• WHAT YOU NEED TO DO: Go through the records and show each line where the word "first" occurs.

• INFORMATION GIVEN:
#####
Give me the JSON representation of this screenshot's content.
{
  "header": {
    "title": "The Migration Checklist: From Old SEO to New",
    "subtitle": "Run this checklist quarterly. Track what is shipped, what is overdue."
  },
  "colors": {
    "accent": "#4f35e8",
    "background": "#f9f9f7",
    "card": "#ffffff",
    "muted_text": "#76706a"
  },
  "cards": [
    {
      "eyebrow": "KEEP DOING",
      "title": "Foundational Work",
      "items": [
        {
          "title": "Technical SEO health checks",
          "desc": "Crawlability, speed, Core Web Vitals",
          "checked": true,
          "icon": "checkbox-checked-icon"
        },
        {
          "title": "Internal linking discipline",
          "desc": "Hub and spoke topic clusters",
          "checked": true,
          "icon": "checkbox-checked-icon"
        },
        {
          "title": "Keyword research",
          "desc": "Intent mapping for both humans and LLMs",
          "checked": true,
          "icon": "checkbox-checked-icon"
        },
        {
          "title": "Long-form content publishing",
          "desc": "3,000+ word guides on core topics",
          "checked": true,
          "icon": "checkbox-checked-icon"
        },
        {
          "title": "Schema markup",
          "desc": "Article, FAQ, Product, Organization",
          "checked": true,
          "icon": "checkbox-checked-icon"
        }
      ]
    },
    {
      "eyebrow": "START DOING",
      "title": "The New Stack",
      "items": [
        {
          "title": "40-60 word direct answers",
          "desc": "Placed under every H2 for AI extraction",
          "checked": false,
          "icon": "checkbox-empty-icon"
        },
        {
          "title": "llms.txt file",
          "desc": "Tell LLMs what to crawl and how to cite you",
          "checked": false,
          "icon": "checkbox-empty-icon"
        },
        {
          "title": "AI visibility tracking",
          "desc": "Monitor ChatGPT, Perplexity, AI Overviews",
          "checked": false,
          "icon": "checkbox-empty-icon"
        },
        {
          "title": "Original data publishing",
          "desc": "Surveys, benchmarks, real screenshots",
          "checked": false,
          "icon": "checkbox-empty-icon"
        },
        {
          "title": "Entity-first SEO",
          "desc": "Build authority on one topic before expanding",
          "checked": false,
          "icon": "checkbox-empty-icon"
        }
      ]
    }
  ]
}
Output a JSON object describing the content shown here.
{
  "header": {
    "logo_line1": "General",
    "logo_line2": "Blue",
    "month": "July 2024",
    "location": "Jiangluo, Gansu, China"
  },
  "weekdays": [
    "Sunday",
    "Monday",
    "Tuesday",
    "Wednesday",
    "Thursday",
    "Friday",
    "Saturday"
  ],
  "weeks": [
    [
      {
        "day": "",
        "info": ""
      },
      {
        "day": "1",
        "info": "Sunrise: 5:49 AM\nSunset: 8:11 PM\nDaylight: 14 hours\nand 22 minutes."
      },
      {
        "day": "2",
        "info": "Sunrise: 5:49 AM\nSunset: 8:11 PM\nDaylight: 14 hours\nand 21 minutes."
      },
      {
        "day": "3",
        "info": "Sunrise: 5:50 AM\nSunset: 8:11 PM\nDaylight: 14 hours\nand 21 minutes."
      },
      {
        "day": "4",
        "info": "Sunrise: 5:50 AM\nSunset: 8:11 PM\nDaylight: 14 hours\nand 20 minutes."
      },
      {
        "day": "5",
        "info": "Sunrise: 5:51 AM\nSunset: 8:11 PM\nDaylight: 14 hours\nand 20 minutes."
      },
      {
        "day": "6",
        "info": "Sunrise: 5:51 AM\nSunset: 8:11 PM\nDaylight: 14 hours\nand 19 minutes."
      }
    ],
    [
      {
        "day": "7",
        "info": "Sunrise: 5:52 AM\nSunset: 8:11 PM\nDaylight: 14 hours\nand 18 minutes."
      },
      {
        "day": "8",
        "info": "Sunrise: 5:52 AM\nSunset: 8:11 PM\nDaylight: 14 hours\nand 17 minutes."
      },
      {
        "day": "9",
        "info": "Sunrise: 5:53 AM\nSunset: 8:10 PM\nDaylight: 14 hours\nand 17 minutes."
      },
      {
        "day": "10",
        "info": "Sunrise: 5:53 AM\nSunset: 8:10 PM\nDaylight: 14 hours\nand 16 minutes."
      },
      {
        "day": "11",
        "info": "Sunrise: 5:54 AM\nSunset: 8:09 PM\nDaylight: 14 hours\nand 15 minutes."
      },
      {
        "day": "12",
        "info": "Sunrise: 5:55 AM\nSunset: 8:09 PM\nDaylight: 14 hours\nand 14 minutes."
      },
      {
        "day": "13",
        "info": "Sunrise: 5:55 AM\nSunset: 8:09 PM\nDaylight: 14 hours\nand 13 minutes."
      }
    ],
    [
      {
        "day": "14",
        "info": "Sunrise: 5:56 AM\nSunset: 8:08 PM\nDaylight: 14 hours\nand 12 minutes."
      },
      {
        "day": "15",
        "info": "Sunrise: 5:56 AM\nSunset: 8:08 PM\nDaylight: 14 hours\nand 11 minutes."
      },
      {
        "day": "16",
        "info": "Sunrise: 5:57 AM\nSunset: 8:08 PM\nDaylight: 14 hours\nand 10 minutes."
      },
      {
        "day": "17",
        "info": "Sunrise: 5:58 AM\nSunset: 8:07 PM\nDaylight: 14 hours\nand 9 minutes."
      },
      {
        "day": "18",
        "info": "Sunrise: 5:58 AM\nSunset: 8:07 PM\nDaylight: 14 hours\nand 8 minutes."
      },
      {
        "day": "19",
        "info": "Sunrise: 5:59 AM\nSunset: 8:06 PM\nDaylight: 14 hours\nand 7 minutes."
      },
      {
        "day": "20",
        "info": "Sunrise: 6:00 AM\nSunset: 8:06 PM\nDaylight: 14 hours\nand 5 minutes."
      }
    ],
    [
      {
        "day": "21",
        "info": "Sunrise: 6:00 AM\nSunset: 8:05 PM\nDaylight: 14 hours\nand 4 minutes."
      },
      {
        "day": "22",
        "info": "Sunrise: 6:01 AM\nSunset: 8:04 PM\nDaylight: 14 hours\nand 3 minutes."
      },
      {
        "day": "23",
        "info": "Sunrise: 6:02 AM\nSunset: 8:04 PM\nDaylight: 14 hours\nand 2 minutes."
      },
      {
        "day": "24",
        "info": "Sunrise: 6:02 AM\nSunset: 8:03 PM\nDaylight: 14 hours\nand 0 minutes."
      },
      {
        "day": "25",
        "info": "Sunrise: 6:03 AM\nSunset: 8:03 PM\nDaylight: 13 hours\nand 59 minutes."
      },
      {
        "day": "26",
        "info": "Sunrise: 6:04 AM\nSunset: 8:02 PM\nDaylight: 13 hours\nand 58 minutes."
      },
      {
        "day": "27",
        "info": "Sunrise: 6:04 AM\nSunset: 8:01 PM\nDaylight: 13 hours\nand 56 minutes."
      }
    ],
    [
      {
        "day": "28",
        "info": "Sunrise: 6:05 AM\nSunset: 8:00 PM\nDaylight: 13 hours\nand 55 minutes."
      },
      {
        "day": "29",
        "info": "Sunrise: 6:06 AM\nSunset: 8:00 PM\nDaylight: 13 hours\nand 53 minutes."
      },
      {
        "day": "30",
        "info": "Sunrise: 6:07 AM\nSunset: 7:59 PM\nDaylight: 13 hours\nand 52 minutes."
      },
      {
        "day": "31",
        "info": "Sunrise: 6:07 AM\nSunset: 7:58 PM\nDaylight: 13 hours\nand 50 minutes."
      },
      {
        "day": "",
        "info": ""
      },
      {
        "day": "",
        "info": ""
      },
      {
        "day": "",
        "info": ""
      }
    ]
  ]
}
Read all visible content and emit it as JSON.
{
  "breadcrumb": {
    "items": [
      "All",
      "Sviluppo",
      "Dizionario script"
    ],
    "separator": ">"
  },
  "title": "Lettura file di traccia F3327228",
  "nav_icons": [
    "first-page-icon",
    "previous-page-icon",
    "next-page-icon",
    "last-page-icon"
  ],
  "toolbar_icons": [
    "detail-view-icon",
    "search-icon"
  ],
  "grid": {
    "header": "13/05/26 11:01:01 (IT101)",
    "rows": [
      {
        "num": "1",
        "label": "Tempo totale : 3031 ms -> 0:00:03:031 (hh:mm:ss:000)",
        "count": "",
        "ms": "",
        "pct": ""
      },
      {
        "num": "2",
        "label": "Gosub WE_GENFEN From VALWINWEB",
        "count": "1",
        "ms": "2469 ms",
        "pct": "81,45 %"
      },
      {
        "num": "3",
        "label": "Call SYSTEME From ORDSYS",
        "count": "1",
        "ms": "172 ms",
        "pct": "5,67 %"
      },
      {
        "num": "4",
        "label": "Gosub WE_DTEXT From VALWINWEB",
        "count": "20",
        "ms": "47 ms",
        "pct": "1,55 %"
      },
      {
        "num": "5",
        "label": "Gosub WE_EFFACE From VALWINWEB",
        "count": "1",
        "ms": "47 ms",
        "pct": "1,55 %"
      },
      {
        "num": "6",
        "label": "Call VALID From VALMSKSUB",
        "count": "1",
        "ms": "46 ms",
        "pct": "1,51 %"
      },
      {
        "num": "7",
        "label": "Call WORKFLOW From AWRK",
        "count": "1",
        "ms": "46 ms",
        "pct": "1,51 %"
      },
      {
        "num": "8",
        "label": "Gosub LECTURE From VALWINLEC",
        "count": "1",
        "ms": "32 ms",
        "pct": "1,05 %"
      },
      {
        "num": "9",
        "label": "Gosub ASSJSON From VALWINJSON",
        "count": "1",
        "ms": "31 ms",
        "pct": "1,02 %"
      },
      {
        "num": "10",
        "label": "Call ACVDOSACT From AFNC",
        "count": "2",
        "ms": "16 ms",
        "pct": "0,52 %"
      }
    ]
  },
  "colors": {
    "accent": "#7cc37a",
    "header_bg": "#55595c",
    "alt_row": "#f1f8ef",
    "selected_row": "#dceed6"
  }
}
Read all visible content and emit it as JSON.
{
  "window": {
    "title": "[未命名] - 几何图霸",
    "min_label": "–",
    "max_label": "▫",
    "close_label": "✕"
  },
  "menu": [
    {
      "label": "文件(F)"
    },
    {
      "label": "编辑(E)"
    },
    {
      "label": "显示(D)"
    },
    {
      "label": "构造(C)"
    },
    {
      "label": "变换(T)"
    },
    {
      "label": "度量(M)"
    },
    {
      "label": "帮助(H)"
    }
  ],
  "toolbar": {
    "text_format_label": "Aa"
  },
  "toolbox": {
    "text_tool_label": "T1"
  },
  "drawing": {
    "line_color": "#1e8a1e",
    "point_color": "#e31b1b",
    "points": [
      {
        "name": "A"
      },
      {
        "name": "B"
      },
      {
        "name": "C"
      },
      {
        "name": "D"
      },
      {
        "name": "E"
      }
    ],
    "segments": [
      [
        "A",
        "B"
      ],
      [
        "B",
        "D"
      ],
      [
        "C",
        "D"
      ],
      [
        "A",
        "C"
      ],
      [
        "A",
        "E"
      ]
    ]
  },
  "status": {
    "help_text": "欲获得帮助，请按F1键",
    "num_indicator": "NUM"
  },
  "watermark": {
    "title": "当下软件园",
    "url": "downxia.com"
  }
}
#####
• PROBLEM SOLUTION:
          "title": "Entity-first SEO",
    "first-page-icon",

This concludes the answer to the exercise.